> Problem description
Repeat all of the material exactly as given.

> Input rows
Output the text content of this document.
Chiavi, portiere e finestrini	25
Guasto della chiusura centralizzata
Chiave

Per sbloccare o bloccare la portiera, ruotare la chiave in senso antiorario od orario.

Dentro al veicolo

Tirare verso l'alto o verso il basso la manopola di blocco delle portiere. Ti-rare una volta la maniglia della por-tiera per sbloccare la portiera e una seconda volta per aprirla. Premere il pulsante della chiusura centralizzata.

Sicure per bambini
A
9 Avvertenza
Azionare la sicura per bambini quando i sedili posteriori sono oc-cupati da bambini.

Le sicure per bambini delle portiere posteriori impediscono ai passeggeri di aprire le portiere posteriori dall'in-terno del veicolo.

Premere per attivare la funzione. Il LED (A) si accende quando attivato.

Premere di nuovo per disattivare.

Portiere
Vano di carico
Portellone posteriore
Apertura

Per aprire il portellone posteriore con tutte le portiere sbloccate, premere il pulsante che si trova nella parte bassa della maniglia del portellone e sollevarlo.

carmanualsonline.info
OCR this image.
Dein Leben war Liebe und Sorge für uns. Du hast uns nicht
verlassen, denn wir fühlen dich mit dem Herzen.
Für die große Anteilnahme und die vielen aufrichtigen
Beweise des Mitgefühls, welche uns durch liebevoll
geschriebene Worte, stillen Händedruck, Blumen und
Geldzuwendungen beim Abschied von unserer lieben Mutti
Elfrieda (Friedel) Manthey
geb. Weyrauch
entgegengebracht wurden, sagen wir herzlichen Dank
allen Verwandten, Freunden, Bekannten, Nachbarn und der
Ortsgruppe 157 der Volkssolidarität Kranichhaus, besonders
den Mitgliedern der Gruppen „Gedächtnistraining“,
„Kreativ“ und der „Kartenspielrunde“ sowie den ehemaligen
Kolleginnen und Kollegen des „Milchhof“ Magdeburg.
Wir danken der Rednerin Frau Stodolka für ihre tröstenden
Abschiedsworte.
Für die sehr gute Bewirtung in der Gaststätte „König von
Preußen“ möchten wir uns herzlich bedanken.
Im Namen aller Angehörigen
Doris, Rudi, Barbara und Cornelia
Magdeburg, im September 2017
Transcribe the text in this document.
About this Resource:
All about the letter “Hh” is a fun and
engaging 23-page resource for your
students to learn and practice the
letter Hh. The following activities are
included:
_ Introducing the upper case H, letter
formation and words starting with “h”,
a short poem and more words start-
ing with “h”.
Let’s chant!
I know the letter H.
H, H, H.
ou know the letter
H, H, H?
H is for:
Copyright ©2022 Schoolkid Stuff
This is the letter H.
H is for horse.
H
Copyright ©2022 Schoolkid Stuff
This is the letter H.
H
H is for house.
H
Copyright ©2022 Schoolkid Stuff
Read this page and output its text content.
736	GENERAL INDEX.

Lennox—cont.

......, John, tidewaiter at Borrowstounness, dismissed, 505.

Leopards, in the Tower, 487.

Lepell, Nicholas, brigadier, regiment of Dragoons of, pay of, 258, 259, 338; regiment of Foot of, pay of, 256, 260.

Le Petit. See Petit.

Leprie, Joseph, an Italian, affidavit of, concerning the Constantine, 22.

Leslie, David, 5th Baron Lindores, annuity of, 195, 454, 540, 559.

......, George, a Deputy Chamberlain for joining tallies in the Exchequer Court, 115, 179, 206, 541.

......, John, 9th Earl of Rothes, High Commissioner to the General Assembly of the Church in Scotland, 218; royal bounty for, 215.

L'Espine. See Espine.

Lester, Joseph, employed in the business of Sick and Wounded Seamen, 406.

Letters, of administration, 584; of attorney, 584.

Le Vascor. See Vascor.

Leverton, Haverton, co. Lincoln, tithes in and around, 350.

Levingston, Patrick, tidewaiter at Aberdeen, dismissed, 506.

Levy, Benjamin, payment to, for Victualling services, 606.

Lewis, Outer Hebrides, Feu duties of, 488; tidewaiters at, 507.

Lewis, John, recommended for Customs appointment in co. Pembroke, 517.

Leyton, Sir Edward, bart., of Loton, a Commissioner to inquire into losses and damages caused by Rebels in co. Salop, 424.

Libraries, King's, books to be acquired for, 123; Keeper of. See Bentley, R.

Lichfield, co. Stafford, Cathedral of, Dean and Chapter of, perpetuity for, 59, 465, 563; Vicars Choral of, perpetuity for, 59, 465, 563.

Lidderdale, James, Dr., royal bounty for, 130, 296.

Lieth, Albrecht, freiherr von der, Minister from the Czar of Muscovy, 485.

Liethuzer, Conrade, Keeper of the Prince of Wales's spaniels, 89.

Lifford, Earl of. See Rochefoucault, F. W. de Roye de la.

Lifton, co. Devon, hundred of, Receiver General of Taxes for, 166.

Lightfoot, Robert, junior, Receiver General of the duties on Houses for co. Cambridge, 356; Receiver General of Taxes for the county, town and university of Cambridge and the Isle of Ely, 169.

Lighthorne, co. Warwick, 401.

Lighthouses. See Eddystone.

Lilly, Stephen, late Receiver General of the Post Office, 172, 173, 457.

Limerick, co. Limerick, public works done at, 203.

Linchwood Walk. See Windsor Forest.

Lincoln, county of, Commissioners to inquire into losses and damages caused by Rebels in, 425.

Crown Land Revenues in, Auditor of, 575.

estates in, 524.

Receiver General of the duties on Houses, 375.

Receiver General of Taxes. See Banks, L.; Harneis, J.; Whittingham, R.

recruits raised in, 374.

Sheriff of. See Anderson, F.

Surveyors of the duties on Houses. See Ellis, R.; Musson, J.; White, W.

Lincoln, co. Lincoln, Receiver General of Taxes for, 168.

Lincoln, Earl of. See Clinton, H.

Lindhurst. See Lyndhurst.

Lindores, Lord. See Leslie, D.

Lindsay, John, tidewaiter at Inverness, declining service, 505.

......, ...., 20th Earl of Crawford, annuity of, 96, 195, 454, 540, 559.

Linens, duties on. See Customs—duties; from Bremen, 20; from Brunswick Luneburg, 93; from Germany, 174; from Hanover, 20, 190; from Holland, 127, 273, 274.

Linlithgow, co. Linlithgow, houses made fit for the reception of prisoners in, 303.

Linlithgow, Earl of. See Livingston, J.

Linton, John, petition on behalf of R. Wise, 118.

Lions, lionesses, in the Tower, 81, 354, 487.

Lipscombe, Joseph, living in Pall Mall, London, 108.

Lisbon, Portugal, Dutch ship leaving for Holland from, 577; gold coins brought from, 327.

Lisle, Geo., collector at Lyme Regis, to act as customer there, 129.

> Finished exercise
Output the text content of this document.
Chiavi, portiere e finestrini	25
Guasto della chiusura centralizzata
Chiave

Per sbloccare o bloccare la portiera, ruotare la chiave in senso antiorario od orario.

Dentro al veicolo

Tirare verso l'alto o verso il basso la manopola di blocco delle portiere. Ti-rare una volta la maniglia della por-tiera per sbloccare la portiera e una seconda volta per aprirla. Premere il pulsante della chiusura centralizzata.

Sicure per bambini
A
9 Avvertenza
Azionare la sicura per bambini quando i sedili posteriori sono oc-cupati da bambini.

Le sicure per bambini delle portiere posteriori impediscono ai passeggeri di aprire le portiere posteriori dall'in-terno del veicolo.

Premere per attivare la funzione. Il LED (A) si accende quando attivato.

Premere di nuovo per disattivare.

Portiere
Vano di carico
Portellone posteriore
Apertura

Per aprire il portellone posteriore con tutte le portiere sbloccate, premere il pulsante che si trova nella parte bassa della maniglia del portellone e sollevarlo.

carmanualsonline.info
OCR this image.
Dein Leben war Liebe und Sorge für uns. Du hast uns nicht
verlassen, denn wir fühlen dich mit dem Herzen.
Für die große Anteilnahme und die vielen aufrichtigen
Beweise des Mitgefühls, welche uns durch liebevoll
geschriebene Worte, stillen Händedruck, Blumen und
Geldzuwendungen beim Abschied von unserer lieben Mutti
Elfrieda (Friedel) Manthey
geb. Weyrauch
entgegengebracht wurden, sagen wir herzlichen Dank
allen Verwandten, Freunden, Bekannten, Nachbarn und der
Ortsgruppe 157 der Volkssolidarität Kranichhaus, besonders
den Mitgliedern der Gruppen „Gedächtnistraining“,
„Kreativ“ und der „Kartenspielrunde“ sowie den ehemaligen
Kolleginnen und Kollegen des „Milchhof“ Magdeburg.
Wir danken der Rednerin Frau Stodolka für ihre tröstenden
Abschiedsworte.
Für die sehr gute Bewirtung in der Gaststätte „König von
Preußen“ möchten wir uns herzlich bedanken.
Im Namen aller Angehörigen
Doris, Rudi, Barbara und Cornelia
Magdeburg, im September 2017
Transcribe the text in this document.
About this Resource:
All about the letter “Hh” is a fun and
engaging 23-page resource for your
students to learn and practice the
letter Hh. The following activities are
included:
_ Introducing the upper case H, letter
formation and words starting with “h”,
a short poem and more words start-
ing with “h”.
Let’s chant!
I know the letter H.
H, H, H.
ou know the letter
H, H, H?
H is for:
Copyright ©2022 Schoolkid Stuff
This is the letter H.
H is for horse.
H
Copyright ©2022 Schoolkid Stuff
This is the letter H.
H
H is for house.
H
Copyright ©2022 Schoolkid Stuff
Read this page and output its text content.
736	GENERAL INDEX.

Lennox—cont.

......, John, tidewaiter at Borrowstounness, dismissed, 505.

Leopards, in the Tower, 487.

Lepell, Nicholas, brigadier, regiment of Dragoons of, pay of, 258, 259, 338; regiment of Foot of, pay of, 256, 260.

Le Petit. See Petit.

Leprie, Joseph, an Italian, affidavit of, concerning the Constantine, 22.

Leslie, David, 5th Baron Lindores, annuity of, 195, 454, 540, 559.

......, George, a Deputy Chamberlain for joining tallies in the Exchequer Court, 115, 179, 206, 541.

......, John, 9th Earl of Rothes, High Commissioner to the General Assembly of the Church in Scotland, 218; royal bounty for, 215.

L'Espine. See Espine.

Lester, Joseph, employed in the business of Sick and Wounded Seamen, 406.

Letters, of administration, 584; of attorney, 584.

Le Vascor. See Vascor.

Leverton, Haverton, co. Lincoln, tithes in and around, 350.

Levingston, Patrick, tidewaiter at Aberdeen, dismissed, 506.

Levy, Benjamin, payment to, for Victualling services, 606.

Lewis, Outer Hebrides, Feu duties of, 488; tidewaiters at, 507.

Lewis, John, recommended for Customs appointment in co. Pembroke, 517.

Leyton, Sir Edward, bart., of Loton, a Commissioner to inquire into losses and damages caused by Rebels in co. Salop, 424.

Libraries, King's, books to be acquired for, 123; Keeper of. See Bentley, R.

Lichfield, co. Stafford, Cathedral of, Dean and Chapter of, perpetuity for, 59, 465, 563; Vicars Choral of, perpetuity for, 59, 465, 563.

Lidderdale, James, Dr., royal bounty for, 130, 296.

Lieth, Albrecht, freiherr von der, Minister from the Czar of Muscovy, 485.

Liethuzer, Conrade, Keeper of the Prince of Wales's spaniels, 89.

Lifford, Earl of. See Rochefoucault, F. W. de Roye de la.

Lifton, co. Devon, hundred of, Receiver General of Taxes for, 166.

Lightfoot, Robert, junior, Receiver General of the duties on Houses for co. Cambridge, 356; Receiver General of Taxes for the county, town and university of Cambridge and the Isle of Ely, 169.

Lighthorne, co. Warwick, 401.

Lighthouses. See Eddystone.

Lilly, Stephen, late Receiver General of the Post Office, 172, 173, 457.

Limerick, co. Limerick, public works done at, 203.

Linchwood Walk. See Windsor Forest.

Lincoln, county of, Commissioners to inquire into losses and damages caused by Rebels in, 425.

Crown Land Revenues in, Auditor of, 575.

estates in, 524.

Receiver General of the duties on Houses, 375.

Receiver General of Taxes. See Banks, L.; Harneis, J.; Whittingham, R.

recruits raised in, 374.

Sheriff of. See Anderson, F.

Surveyors of the duties on Houses. See Ellis, R.; Musson, J.; White, W.

Lincoln, co. Lincoln, Receiver General of Taxes for, 168.

Lincoln, Earl of. See Clinton, H.

Lindhurst. See Lyndhurst.

Lindores, Lord. See Leslie, D.

Lindsay, John, tidewaiter at Inverness, declining service, 505.

......, ...., 20th Earl of Crawford, annuity of, 96, 195, 454, 540, 559.

Linens, duties on. See Customs—duties; from Bremen, 20; from Brunswick Luneburg, 93; from Germany, 174; from Hanover, 20, 190; from Holland, 127, 273, 274.

Linlithgow, co. Linlithgow, houses made fit for the reception of prisoners in, 303.

Linlithgow, Earl of. See Livingston, J.

Linton, John, petition on behalf of R. Wise, 118.

Lions, lionesses, in the Tower, 81, 354, 487.

Lipscombe, Joseph, living in Pall Mall, London, 108.

Lisbon, Portugal, Dutch ship leaving for Holland from, 577; gold coins brought from, 327.

Lisle, Geo., collector at Lyme Regis, to act as customer there, 129.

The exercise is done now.